** START PROVIDED INFORMATION **

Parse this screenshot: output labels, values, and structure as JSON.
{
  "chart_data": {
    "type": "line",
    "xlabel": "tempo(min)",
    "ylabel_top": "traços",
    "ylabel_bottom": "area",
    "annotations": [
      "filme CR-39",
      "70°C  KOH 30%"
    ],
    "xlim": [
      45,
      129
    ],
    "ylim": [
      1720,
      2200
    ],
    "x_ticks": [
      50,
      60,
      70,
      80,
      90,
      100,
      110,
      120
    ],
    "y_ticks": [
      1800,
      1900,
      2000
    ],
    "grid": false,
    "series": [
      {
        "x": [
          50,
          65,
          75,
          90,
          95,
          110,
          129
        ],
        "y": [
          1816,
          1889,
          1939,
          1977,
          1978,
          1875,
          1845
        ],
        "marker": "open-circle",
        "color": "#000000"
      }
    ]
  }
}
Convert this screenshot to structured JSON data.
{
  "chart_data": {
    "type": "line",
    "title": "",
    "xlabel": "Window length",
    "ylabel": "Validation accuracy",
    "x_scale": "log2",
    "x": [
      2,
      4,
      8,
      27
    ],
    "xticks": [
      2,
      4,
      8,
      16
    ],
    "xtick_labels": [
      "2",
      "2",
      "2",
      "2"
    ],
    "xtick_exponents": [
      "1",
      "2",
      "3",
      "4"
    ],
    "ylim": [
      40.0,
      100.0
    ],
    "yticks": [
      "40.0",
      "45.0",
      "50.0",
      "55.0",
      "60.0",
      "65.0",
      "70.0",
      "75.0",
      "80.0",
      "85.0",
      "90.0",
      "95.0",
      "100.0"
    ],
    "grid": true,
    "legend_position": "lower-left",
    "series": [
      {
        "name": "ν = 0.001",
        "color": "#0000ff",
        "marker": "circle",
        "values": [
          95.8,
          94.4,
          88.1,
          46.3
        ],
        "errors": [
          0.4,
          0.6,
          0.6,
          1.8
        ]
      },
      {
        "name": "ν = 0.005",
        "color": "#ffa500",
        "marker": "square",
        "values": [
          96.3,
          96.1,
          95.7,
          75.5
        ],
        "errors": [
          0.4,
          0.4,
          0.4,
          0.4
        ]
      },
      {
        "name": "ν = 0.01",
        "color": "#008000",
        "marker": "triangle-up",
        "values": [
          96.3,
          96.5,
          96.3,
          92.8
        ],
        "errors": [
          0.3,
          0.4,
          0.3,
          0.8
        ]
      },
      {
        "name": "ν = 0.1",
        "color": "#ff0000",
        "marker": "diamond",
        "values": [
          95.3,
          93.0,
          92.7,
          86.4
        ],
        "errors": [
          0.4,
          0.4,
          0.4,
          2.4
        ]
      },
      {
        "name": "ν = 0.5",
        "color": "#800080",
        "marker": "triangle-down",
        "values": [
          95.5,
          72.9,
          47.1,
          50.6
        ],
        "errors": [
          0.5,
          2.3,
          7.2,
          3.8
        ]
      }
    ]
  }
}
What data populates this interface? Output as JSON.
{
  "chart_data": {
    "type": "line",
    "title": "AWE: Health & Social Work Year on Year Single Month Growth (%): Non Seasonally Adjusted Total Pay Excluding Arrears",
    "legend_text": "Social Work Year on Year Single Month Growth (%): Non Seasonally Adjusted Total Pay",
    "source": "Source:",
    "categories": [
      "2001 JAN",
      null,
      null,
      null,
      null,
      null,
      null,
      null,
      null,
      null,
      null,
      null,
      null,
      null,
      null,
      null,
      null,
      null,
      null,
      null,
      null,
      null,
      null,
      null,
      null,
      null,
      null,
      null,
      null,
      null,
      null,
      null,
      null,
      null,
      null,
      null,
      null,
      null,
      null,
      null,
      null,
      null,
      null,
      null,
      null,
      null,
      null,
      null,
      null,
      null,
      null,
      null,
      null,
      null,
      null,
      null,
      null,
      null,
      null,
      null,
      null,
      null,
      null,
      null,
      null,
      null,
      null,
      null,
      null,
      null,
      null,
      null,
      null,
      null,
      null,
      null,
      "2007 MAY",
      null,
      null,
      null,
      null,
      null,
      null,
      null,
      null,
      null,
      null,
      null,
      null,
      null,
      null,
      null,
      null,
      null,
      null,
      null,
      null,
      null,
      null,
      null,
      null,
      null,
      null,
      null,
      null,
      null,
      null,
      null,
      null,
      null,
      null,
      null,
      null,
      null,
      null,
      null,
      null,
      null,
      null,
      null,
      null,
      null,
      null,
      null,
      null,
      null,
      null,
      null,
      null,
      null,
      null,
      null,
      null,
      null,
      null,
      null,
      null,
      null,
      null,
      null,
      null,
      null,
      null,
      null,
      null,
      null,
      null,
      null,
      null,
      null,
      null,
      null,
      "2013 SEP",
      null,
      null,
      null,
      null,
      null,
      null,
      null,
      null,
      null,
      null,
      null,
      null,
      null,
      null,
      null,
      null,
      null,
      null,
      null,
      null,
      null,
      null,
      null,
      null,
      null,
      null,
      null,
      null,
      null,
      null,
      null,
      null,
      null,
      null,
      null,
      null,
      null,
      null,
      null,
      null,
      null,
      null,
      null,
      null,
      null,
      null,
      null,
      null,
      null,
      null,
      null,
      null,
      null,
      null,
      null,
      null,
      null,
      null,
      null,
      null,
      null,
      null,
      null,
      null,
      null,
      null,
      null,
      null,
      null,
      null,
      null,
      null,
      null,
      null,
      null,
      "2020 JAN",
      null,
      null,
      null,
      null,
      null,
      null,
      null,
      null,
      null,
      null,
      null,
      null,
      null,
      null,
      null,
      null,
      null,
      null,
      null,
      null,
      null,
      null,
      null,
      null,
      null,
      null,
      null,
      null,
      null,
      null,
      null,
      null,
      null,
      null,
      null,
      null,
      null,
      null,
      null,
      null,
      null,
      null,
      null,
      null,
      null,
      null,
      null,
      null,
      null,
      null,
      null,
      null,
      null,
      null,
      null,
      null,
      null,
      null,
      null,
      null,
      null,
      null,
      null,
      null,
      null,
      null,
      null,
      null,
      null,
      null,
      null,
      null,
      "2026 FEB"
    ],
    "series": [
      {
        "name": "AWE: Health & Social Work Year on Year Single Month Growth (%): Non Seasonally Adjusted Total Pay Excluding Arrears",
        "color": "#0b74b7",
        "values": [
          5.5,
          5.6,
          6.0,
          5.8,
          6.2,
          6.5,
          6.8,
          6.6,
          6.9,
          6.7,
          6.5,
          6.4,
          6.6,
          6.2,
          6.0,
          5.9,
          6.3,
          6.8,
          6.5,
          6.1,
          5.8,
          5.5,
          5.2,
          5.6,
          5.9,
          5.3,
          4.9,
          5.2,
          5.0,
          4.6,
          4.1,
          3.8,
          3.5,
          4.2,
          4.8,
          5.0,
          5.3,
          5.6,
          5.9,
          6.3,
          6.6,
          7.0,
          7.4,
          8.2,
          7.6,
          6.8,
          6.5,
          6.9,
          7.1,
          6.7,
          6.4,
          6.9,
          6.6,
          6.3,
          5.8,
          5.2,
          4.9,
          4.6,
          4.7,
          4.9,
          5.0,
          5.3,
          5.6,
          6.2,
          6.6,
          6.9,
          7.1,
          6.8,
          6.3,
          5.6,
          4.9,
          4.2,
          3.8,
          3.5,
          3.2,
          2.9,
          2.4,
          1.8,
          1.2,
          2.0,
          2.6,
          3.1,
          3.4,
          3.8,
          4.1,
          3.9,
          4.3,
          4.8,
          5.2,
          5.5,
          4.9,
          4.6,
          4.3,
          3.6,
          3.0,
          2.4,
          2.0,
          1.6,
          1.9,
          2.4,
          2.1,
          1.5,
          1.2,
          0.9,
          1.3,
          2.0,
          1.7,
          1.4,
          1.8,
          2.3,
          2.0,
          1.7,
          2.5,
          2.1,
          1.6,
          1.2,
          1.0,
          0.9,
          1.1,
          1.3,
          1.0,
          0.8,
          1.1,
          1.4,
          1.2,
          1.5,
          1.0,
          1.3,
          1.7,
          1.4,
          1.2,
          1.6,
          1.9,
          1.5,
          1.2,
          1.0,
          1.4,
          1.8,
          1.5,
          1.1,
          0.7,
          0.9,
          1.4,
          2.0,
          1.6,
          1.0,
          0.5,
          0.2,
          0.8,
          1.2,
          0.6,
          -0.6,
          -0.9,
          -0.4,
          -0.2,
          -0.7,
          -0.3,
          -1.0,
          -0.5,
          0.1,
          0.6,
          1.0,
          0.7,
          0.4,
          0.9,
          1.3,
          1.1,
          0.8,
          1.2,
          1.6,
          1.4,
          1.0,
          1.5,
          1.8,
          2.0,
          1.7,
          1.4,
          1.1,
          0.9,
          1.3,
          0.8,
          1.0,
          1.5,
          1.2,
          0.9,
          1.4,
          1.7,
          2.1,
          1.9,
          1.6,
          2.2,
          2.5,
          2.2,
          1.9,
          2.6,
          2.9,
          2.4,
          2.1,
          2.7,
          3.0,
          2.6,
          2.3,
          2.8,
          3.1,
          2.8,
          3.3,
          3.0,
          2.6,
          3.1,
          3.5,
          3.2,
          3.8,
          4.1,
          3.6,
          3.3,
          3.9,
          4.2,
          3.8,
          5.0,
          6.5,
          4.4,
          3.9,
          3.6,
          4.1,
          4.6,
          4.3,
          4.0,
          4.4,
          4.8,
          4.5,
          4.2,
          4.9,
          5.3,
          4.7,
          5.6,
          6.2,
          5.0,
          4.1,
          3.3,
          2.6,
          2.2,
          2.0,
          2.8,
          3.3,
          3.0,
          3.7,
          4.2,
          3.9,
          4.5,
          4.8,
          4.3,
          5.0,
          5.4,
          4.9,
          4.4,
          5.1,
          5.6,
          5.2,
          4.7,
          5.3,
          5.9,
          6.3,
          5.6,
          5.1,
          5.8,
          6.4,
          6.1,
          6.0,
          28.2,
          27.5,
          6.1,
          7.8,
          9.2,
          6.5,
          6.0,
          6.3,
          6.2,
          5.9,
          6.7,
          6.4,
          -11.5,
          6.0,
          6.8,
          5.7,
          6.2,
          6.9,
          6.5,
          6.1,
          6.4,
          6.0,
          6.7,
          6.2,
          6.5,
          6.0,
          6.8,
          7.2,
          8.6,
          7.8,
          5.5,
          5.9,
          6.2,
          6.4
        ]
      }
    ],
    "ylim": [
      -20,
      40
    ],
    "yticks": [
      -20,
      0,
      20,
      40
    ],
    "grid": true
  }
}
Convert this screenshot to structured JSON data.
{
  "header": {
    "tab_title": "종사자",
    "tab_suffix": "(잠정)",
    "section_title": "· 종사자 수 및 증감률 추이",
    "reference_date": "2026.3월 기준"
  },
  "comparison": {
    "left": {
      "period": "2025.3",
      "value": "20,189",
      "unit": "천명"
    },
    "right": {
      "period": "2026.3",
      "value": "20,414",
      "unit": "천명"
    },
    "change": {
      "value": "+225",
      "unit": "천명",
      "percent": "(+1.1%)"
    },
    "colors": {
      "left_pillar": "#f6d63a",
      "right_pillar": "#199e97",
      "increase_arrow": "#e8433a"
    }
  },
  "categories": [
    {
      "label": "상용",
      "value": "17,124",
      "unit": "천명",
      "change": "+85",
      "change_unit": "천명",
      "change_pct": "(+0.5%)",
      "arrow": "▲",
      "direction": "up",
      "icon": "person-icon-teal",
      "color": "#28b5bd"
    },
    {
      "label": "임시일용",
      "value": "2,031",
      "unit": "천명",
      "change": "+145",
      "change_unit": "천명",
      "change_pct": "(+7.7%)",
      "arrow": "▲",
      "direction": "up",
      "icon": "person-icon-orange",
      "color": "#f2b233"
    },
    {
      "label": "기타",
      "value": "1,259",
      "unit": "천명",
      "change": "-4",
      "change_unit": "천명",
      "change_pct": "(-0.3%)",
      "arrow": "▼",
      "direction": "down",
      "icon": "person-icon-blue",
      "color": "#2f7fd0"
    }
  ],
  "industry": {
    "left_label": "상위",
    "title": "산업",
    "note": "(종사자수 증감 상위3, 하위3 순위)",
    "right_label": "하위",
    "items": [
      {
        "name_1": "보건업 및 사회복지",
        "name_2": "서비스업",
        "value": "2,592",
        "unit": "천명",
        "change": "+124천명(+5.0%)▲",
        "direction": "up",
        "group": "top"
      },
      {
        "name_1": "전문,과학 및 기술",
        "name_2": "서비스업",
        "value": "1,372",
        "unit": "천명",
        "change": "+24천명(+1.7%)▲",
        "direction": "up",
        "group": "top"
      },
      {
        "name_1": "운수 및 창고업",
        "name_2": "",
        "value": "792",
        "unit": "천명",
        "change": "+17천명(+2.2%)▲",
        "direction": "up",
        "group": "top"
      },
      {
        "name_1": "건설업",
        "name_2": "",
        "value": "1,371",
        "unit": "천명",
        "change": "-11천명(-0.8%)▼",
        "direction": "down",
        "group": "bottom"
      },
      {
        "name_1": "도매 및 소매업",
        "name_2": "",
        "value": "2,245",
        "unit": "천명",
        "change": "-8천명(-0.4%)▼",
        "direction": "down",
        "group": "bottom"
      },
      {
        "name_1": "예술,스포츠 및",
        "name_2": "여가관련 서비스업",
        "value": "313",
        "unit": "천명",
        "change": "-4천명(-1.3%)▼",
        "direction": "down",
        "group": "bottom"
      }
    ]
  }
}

** END PROVIDED INFORMATION **

EXERCISE REQUIREMENTS ::
In the entries above, find each line with the word "Arrears" and copy it.

EXERCISE SOLUTION ::
    "title": "AWE: Health & Social Work Year on Year Single Month Growth (%): Non Seasonally Adjusted Total Pay Excluding Arrears",
        "name": "AWE: Health & Social Work Year on Year Single Month Growth (%): Non Seasonally Adjusted Total Pay Excluding Arrears",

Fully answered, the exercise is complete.